### TASK GOAL
Retype the listing that follows, exactly as written.

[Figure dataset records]
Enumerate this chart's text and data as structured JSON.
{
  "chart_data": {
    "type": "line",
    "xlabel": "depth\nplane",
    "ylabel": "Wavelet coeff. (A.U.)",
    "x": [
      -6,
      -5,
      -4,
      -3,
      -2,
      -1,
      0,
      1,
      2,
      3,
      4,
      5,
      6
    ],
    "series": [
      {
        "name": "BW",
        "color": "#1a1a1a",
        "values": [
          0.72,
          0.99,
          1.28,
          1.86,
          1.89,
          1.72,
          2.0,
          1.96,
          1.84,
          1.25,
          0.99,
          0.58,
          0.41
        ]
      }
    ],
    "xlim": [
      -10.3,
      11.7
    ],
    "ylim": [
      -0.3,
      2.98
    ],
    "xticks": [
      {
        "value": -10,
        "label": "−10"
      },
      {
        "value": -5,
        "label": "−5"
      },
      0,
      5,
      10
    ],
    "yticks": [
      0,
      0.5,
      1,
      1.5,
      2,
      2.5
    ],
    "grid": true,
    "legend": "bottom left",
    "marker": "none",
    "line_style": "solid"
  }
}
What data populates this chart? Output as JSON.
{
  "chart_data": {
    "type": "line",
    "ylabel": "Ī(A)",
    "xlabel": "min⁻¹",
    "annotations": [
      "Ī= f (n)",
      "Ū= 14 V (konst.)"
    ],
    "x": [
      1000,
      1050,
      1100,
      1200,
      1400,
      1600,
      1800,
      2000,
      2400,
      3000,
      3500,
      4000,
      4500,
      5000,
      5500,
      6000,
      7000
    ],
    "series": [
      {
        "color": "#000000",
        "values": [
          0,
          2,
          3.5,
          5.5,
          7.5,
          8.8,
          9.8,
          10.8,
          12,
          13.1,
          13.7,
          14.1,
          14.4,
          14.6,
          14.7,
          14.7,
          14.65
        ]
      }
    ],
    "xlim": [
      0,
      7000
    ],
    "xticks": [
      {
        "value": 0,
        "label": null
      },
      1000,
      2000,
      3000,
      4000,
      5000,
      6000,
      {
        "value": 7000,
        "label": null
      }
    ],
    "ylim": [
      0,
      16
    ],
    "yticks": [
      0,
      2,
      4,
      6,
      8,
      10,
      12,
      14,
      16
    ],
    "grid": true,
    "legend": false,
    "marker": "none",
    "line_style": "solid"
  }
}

### EXERCISE RESPONSE
Enumerate this chart's text and data as structured JSON.
{
  "chart_data": {
    "type": "line",
    "xlabel": "depth\nplane",
    "ylabel": "Wavelet coeff. (A.U.)",
    "x": [
      -6,
      -5,
      -4,
      -3,
      -2,
      -1,
      0,
      1,
      2,
      3,
      4,
      5,
      6
    ],
    "series": [
      {
        "name": "BW",
        "color": "#1a1a1a",
        "values": [
          0.72,
          0.99,
          1.28,
          1.86,
          1.89,
          1.72,
          2.0,
          1.96,
          1.84,
          1.25,
          0.99,
          0.58,
          0.41
        ]
      }
    ],
    "xlim": [
      -10.3,
      11.7
    ],
    "ylim": [
      -0.3,
      2.98
    ],
    "xticks": [
      {
        "value": -10,
        "label": "−10"
      },
      {
        "value": -5,
        "label": "−5"
      },
      0,
      5,
      10
    ],
    "yticks": [
      0,
      0.5,
      1,
      1.5,
      2,
      2.5
    ],
    "grid": true,
    "legend": "bottom left",
    "marker": "none",
    "line_style": "solid"
  }
}
What data populates this chart? Output as JSON.
{
  "chart_data": {
    "type": "line",
    "ylabel": "Ī(A)",
    "xlabel": "min⁻¹",
    "annotations": [
      "Ī= f (n)",
      "Ū= 14 V (konst.)"
    ],
    "x": [
      1000,
      1050,
      1100,
      1200,
      1400,
      1600,
      1800,
      2000,
      2400,
      3000,
      3500,
      4000,
      4500,
      5000,
      5500,
      6000,
      7000
    ],
    "series": [
      {
        "color": "#000000",
        "values": [
          0,
          2,
          3.5,
          5.5,
          7.5,
          8.8,
          9.8,
          10.8,
          12,
          13.1,
          13.7,
          14.1,
          14.4,
          14.6,
          14.7,
          14.7,
          14.65
        ]
      }
    ],
    "xlim": [
      0,
      7000
    ],
    "xticks": [
      {
        "value": 0,
        "label": null
      },
      1000,
      2000,
      3000,
      4000,
      5000,
      6000,
      {
        "value": 7000,
        "label": null
      }
    ],
    "ylim": [
      0,
      16
    ],
    "yticks": [
      0,
      2,
      4,
      6,
      8,
      10,
      12,
      14,
      16
    ],
    "grid": true,
    "legend": false,
    "marker": "none",
    "line_style": "solid"
  }
}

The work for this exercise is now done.